SET EXERCISE —
Every line of the material that follows must be printed again exactly.

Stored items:
____
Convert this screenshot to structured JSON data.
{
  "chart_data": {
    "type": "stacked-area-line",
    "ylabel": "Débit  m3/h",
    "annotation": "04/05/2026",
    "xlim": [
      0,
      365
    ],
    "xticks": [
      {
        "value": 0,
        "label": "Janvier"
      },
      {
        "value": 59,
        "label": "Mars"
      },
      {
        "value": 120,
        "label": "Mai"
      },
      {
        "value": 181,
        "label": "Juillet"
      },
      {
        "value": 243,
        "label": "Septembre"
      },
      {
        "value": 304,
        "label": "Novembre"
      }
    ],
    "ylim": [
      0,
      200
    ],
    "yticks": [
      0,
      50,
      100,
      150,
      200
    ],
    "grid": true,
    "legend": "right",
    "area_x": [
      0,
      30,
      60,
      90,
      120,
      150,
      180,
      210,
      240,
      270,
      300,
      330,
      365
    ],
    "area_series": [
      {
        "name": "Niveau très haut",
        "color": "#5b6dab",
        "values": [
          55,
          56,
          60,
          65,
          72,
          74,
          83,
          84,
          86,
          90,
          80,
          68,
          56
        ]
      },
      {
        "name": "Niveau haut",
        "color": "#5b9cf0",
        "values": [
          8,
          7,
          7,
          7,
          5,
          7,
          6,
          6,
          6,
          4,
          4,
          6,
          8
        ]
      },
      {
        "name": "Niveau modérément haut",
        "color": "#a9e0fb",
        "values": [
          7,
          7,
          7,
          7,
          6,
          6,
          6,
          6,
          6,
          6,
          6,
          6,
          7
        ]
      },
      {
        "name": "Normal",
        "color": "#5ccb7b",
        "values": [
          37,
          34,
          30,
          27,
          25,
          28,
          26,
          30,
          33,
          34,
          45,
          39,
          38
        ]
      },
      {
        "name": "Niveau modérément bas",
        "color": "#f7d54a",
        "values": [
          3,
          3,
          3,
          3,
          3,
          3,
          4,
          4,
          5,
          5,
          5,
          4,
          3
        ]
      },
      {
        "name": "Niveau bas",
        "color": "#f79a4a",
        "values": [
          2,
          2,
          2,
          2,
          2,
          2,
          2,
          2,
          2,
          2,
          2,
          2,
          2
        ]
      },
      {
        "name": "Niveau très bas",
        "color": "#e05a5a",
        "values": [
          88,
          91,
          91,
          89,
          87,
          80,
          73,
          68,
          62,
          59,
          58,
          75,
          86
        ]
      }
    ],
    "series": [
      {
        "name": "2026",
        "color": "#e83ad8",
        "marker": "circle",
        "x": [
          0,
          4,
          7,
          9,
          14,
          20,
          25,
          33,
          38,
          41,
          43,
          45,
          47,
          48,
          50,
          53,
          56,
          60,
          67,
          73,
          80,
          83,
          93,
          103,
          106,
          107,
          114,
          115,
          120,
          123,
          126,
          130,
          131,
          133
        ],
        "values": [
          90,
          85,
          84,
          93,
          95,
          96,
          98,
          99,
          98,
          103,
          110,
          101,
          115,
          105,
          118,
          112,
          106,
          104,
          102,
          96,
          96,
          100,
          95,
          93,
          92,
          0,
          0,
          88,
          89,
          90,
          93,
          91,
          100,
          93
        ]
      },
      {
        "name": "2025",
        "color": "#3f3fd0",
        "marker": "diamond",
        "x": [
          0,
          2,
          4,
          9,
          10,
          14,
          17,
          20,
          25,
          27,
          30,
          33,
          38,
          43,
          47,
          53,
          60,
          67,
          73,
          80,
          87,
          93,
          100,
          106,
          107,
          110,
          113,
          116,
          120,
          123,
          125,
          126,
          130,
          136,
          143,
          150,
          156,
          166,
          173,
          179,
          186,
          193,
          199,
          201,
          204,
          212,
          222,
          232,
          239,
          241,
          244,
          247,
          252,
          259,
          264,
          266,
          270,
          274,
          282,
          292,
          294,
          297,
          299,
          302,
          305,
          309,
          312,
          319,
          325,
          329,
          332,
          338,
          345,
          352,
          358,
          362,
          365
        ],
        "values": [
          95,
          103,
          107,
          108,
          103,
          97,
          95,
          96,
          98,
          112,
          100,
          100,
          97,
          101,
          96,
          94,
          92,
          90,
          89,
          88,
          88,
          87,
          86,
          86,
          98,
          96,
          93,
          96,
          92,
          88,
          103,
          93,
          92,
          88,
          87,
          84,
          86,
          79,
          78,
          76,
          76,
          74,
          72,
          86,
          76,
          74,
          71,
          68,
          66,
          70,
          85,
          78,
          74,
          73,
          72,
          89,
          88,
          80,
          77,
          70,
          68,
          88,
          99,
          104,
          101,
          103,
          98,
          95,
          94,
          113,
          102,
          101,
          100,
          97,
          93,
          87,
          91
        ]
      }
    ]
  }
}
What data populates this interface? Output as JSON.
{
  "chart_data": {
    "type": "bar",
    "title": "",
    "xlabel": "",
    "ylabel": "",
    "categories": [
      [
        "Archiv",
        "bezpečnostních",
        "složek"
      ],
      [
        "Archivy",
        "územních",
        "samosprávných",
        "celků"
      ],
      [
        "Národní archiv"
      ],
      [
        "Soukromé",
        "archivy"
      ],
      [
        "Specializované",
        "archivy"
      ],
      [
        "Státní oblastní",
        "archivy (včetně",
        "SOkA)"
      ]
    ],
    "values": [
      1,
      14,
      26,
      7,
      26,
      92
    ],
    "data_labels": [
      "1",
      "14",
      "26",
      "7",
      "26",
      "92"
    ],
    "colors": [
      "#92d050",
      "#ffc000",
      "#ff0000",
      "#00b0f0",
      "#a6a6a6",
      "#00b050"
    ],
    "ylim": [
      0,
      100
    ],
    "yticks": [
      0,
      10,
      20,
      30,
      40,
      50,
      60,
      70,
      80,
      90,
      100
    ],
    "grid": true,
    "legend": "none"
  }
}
____
OUTPUT FOR THIS TASK —
Convert this screenshot to structured JSON data.
{
  "chart_data": {
    "type": "stacked-area-line",
    "ylabel": "Débit  m3/h",
    "annotation": "04/05/2026",
    "xlim": [
      0,
      365
    ],
    "xticks": [
      {
        "value": 0,
        "label": "Janvier"
      },
      {
        "value": 59,
        "label": "Mars"
      },
      {
        "value": 120,
        "label": "Mai"
      },
      {
        "value": 181,
        "label": "Juillet"
      },
      {
        "value": 243,
        "label": "Septembre"
      },
      {
        "value": 304,
        "label": "Novembre"
      }
    ],
    "ylim": [
      0,
      200
    ],
    "yticks": [
      0,
      50,
      100,
      150,
      200
    ],
    "grid": true,
    "legend": "right",
    "area_x": [
      0,
      30,
      60,
      90,
      120,
      150,
      180,
      210,
      240,
      270,
      300,
      330,
      365
    ],
    "area_series": [
      {
        "name": "Niveau très haut",
        "color": "#5b6dab",
        "values": [
          55,
          56,
          60,
          65,
          72,
          74,
          83,
          84,
          86,
          90,
          80,
          68,
          56
        ]
      },
      {
        "name": "Niveau haut",
        "color": "#5b9cf0",
        "values": [
          8,
          7,
          7,
          7,
          5,
          7,
          6,
          6,
          6,
          4,
          4,
          6,
          8
        ]
      },
      {
        "name": "Niveau modérément haut",
        "color": "#a9e0fb",
        "values": [
          7,
          7,
          7,
          7,
          6,
          6,
          6,
          6,
          6,
          6,
          6,
          6,
          7
        ]
      },
      {
        "name": "Normal",
        "color": "#5ccb7b",
        "values": [
          37,
          34,
          30,
          27,
          25,
          28,
          26,
          30,
          33,
          34,
          45,
          39,
          38
        ]
      },
      {
        "name": "Niveau modérément bas",
        "color": "#f7d54a",
        "values": [
          3,
          3,
          3,
          3,
          3,
          3,
          4,
          4,
          5,
          5,
          5,
          4,
          3
        ]
      },
      {
        "name": "Niveau bas",
        "color": "#f79a4a",
        "values": [
          2,
          2,
          2,
          2,
          2,
          2,
          2,
          2,
          2,
          2,
          2,
          2,
          2
        ]
      },
      {
        "name": "Niveau très bas",
        "color": "#e05a5a",
        "values": [
          88,
          91,
          91,
          89,
          87,
          80,
          73,
          68,
          62,
          59,
          58,
          75,
          86
        ]
      }
    ],
    "series": [
      {
        "name": "2026",
        "color": "#e83ad8",
        "marker": "circle",
        "x": [
          0,
          4,
          7,
          9,
          14,
          20,
          25,
          33,
          38,
          41,
          43,
          45,
          47,
          48,
          50,
          53,
          56,
          60,
          67,
          73,
          80,
          83,
          93,
          103,
          106,
          107,
          114,
          115,
          120,
          123,
          126,
          130,
          131,
          133
        ],
        "values": [
          90,
          85,
          84,
          93,
          95,
          96,
          98,
          99,
          98,
          103,
          110,
          101,
          115,
          105,
          118,
          112,
          106,
          104,
          102,
          96,
          96,
          100,
          95,
          93,
          92,
          0,
          0,
          88,
          89,
          90,
          93,
          91,
          100,
          93
        ]
      },
      {
        "name": "2025",
        "color": "#3f3fd0",
        "marker": "diamond",
        "x": [
          0,
          2,
          4,
          9,
          10,
          14,
          17,
          20,
          25,
          27,
          30,
          33,
          38,
          43,
          47,
          53,
          60,
          67,
          73,
          80,
          87,
          93,
          100,
          106,
          107,
          110,
          113,
          116,
          120,
          123,
          125,
          126,
          130,
          136,
          143,
          150,
          156,
          166,
          173,
          179,
          186,
          193,
          199,
          201,
          204,
          212,
          222,
          232,
          239,
          241,
          244,
          247,
          252,
          259,
          264,
          266,
          270,
          274,
          282,
          292,
          294,
          297,
          299,
          302,
          305,
          309,
          312,
          319,
          325,
          329,
          332,
          338,
          345,
          352,
          358,
          362,
          365
        ],
        "values": [
          95,
          103,
          107,
          108,
          103,
          97,
          95,
          96,
          98,
          112,
          100,
          100,
          97,
          101,
          96,
          94,
          92,
          90,
          89,
          88,
          88,
          87,
          86,
          86,
          98,
          96,
          93,
          96,
          92,
          88,
          103,
          93,
          92,
          88,
          87,
          84,
          86,
          79,
          78,
          76,
          76,
          74,
          72,
          86,
          76,
          74,
          71,
          68,
          66,
          70,
          85,
          78,
          74,
          73,
          72,
          89,
          88,
          80,
          77,
          70,
          68,
          88,
          99,
          104,
          101,
          103,
          98,
          95,
          94,
          113,
          102,
          101,
          100,
          97,
          93,
          87,
          91
        ]
      }
    ]
  }
}
What data populates this interface? Output as JSON.
{
  "chart_data": {
    "type": "bar",
    "title": "",
    "xlabel": "",
    "ylabel": "",
    "categories": [
      [
        "Archiv",
        "bezpečnostních",
        "složek"
      ],
      [
        "Archivy",
        "územních",
        "samosprávných",
        "celků"
      ],
      [
        "Národní archiv"
      ],
      [
        "Soukromé",
        "archivy"
      ],
      [
        "Specializované",
        "archivy"
      ],
      [
        "Státní oblastní",
        "archivy (včetně",
        "SOkA)"
      ]
    ],
    "values": [
      1,
      14,
      26,
      7,
      26,
      92
    ],
    "data_labels": [
      "1",
      "14",
      "26",
      "7",
      "26",
      "92"
    ],
    "colors": [
      "#92d050",
      "#ffc000",
      "#ff0000",
      "#00b0f0",
      "#a6a6a6",
      "#00b050"
    ],
    "ylim": [
      0,
      100
    ],
    "yticks": [
      0,
      10,
      20,
      30,
      40,
      50,
      60,
      70,
      80,
      90,
      100
    ],
    "grid": true,
    "legend": "none"
  }
}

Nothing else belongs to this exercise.